» What you have to do
In the listing below, identify each line with the word "this" and return those lines.

**** Entries

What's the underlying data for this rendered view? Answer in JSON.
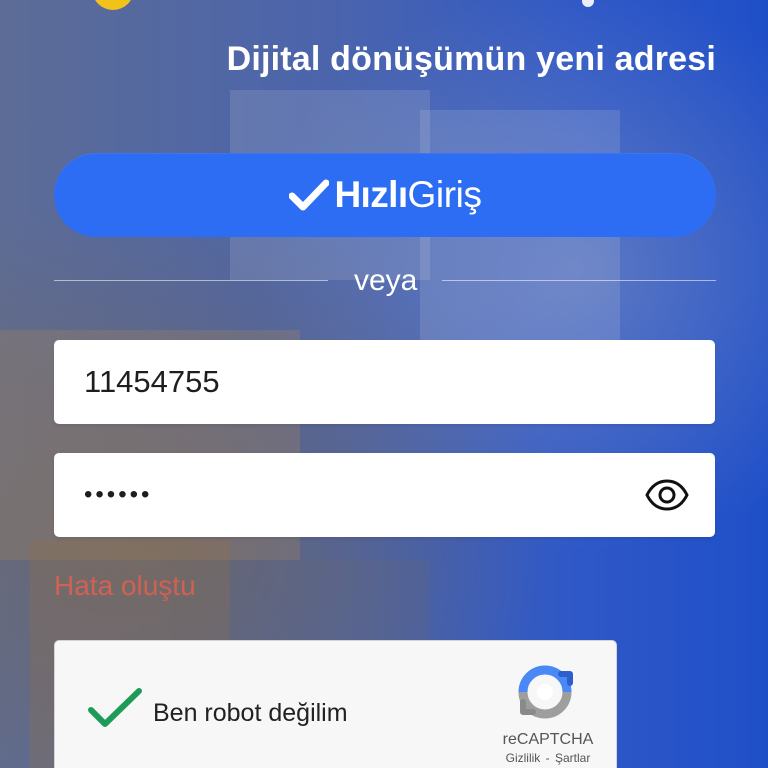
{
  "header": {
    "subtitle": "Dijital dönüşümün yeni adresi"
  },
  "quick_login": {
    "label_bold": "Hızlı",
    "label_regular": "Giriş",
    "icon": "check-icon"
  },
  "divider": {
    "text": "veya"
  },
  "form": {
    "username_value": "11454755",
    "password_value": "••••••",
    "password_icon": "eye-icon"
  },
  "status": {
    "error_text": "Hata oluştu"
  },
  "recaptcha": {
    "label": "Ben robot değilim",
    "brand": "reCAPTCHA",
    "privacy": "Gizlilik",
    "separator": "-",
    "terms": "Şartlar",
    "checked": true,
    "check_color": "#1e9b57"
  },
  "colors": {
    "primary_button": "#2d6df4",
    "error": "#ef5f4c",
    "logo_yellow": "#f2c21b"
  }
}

********
**** Entries

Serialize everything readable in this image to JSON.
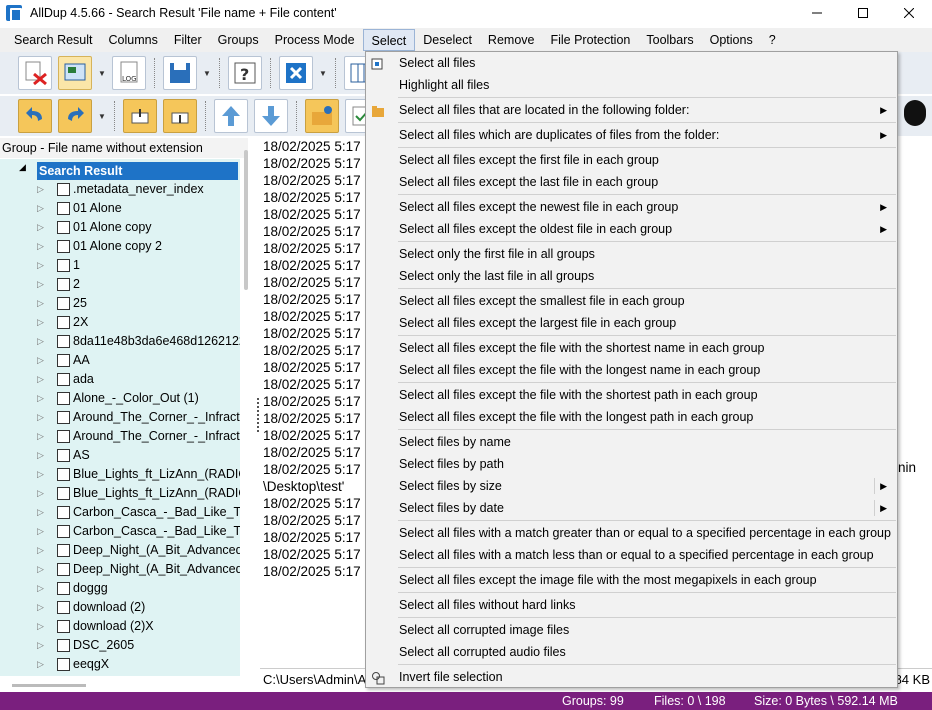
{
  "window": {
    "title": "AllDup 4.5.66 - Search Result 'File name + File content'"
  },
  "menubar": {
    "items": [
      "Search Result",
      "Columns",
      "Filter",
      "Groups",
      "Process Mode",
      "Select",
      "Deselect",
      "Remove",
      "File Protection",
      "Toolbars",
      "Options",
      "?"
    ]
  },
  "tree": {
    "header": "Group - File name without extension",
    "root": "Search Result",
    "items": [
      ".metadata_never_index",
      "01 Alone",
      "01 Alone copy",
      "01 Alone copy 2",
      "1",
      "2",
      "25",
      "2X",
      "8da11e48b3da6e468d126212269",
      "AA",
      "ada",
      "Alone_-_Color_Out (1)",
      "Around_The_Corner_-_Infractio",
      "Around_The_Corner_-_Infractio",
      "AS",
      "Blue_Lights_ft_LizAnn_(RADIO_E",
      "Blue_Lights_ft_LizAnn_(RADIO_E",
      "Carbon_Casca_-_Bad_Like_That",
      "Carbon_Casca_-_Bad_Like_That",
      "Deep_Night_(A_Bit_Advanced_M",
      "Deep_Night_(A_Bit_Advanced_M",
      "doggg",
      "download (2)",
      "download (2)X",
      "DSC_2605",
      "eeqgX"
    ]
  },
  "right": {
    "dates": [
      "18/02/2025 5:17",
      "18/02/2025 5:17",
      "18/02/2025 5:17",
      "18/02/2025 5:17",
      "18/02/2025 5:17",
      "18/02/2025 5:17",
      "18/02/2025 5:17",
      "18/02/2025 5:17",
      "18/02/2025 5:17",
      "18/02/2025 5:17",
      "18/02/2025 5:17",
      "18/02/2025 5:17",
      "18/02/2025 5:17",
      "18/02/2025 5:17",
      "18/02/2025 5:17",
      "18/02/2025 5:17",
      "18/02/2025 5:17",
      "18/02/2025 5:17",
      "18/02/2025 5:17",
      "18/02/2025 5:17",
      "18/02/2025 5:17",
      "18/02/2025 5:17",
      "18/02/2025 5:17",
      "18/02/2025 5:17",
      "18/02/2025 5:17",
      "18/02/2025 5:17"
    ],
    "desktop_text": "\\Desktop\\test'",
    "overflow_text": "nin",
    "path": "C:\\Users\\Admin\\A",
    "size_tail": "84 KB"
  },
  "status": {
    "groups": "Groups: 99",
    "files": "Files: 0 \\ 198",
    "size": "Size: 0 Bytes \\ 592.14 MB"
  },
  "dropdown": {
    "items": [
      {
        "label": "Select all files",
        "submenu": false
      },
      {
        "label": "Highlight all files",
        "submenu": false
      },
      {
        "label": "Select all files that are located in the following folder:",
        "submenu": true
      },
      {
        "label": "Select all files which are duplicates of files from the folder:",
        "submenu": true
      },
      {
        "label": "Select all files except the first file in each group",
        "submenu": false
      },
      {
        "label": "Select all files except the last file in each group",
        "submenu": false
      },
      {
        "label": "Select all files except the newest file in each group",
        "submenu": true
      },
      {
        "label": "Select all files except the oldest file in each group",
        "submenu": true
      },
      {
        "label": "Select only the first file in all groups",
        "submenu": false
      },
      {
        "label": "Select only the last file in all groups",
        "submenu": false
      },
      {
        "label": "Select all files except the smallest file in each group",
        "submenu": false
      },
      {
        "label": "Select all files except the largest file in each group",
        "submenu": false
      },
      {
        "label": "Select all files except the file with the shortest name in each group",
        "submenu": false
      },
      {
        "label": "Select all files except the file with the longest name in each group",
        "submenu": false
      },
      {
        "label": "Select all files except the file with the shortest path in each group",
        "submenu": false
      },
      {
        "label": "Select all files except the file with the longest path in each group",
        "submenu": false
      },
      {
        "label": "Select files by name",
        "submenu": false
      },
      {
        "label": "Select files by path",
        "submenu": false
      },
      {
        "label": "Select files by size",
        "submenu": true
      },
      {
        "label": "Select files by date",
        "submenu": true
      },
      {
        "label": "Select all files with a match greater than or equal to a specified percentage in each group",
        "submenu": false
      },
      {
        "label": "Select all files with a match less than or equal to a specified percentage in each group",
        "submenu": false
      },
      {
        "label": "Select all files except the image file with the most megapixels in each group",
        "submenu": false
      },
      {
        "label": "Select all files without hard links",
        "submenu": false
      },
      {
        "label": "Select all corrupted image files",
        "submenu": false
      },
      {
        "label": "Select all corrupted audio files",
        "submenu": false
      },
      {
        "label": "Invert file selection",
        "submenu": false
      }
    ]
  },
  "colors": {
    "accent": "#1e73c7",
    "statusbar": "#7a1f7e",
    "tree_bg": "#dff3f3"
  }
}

********
**** Entries

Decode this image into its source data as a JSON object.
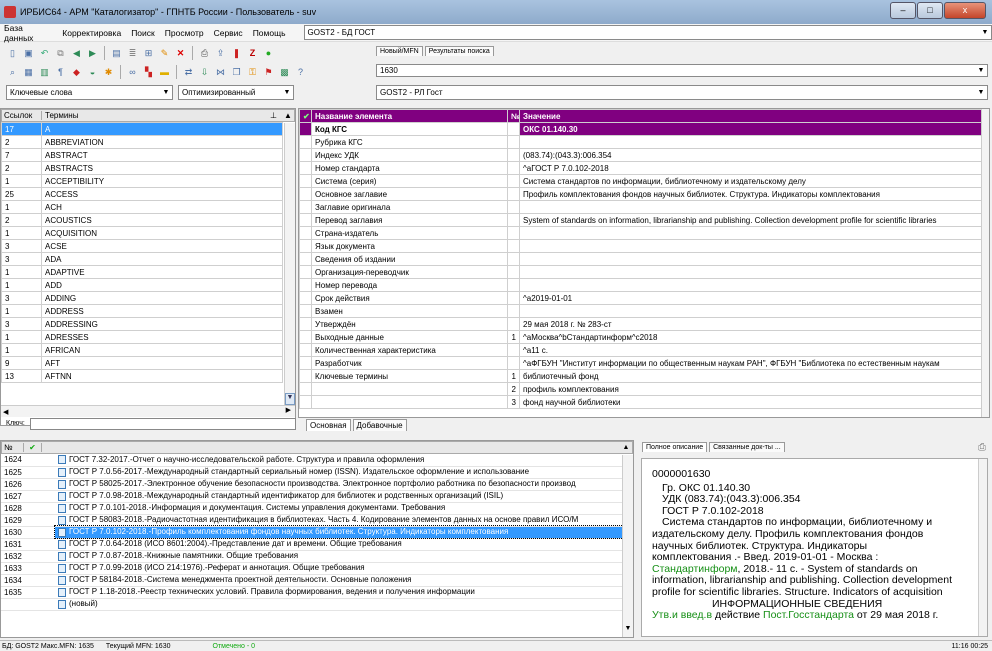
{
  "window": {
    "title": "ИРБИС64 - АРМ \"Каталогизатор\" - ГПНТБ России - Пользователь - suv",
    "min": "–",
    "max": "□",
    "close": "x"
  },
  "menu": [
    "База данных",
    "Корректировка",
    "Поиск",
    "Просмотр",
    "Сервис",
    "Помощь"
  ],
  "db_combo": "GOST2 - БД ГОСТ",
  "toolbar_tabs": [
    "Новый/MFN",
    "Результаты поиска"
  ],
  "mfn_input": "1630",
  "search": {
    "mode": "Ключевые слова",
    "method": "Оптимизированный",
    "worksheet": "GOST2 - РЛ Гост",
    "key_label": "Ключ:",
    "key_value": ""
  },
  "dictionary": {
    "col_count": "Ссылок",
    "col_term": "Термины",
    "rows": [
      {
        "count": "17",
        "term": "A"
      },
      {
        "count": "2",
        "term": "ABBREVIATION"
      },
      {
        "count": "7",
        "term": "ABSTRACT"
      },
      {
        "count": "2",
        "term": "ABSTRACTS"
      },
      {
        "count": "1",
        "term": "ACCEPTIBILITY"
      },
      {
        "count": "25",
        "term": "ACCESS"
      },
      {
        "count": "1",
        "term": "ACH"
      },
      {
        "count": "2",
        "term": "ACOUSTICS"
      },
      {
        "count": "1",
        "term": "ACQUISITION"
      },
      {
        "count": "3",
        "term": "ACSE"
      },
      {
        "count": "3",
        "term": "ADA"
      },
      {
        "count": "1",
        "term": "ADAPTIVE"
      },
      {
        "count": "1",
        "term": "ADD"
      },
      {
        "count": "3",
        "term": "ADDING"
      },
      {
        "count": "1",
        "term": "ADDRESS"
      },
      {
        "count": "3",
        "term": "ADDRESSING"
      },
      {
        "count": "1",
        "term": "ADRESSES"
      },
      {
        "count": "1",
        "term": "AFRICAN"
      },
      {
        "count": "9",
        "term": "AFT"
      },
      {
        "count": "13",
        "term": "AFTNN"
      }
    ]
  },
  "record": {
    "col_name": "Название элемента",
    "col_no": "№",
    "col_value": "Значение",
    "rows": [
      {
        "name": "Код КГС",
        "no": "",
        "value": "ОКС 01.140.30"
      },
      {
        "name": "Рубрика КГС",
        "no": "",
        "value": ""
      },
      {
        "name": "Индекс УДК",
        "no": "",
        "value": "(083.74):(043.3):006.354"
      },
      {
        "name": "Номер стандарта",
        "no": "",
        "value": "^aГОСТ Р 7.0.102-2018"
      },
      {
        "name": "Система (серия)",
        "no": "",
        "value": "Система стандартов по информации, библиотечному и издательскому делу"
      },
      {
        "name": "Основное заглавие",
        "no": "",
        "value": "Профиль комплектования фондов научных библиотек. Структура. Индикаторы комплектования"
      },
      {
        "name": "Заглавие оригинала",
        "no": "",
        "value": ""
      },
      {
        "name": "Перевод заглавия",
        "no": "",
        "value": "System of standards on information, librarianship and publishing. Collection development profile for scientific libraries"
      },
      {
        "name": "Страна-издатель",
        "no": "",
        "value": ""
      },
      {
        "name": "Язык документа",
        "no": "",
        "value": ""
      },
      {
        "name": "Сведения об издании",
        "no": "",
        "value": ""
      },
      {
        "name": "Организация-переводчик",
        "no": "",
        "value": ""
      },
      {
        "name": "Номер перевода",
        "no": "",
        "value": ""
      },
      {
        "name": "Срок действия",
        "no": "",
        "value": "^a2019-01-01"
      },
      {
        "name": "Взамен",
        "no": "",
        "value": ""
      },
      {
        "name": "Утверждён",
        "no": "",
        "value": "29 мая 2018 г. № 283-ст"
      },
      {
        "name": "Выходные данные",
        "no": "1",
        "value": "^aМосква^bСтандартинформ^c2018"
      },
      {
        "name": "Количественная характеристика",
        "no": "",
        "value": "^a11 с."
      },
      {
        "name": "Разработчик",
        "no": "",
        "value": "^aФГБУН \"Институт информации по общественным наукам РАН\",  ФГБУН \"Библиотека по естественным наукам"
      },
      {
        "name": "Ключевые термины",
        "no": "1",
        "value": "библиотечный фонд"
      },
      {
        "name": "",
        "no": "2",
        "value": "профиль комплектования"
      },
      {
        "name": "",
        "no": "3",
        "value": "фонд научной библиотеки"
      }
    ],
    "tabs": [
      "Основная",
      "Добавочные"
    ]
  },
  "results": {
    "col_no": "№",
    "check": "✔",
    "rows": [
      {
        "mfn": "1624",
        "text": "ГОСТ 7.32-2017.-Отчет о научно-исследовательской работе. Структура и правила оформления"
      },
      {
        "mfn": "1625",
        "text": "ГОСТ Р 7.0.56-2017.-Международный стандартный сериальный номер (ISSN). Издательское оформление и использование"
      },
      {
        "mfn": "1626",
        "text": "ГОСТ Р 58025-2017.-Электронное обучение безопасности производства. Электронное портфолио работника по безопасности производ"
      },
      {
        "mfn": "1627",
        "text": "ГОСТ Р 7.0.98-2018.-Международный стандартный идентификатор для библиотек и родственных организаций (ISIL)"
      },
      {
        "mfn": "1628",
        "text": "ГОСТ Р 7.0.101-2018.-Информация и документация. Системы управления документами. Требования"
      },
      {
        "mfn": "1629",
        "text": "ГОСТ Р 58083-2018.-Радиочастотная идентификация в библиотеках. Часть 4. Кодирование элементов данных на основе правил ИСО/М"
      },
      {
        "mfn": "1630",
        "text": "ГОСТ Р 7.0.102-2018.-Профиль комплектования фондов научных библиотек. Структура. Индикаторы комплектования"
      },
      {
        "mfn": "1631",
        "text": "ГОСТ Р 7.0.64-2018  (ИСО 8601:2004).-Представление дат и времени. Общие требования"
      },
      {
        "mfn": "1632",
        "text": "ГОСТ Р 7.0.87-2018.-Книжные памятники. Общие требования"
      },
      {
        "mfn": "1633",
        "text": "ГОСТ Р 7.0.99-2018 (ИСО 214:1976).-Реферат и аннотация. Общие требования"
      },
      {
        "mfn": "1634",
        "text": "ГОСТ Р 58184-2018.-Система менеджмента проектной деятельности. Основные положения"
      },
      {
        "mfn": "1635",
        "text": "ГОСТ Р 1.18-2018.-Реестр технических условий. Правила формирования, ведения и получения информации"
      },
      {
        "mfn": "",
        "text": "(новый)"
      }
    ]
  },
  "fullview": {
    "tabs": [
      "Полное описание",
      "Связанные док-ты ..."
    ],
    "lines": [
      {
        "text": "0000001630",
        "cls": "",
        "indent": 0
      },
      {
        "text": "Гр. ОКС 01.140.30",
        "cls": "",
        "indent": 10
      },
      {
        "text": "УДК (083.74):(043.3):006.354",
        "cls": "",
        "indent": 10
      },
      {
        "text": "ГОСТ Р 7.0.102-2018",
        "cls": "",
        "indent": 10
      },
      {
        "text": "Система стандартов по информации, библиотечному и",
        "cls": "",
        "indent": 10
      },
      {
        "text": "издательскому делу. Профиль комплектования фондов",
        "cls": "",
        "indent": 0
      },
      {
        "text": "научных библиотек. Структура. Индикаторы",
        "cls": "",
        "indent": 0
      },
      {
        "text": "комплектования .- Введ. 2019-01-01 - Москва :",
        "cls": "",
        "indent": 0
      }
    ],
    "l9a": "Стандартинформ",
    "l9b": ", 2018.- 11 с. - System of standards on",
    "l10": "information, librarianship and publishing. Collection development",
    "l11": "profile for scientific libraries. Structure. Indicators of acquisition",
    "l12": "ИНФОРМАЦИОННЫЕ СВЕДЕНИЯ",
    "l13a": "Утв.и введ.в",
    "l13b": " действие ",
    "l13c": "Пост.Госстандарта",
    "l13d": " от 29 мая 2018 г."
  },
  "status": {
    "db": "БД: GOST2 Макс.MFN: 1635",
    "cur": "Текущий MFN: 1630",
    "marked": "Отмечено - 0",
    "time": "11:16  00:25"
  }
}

********

» Task answer
What's the underlying data for this rendered view? Answer in JSON.
Serialize everything readable in this image to JSON.
Decode this image into its source data as a JSON object.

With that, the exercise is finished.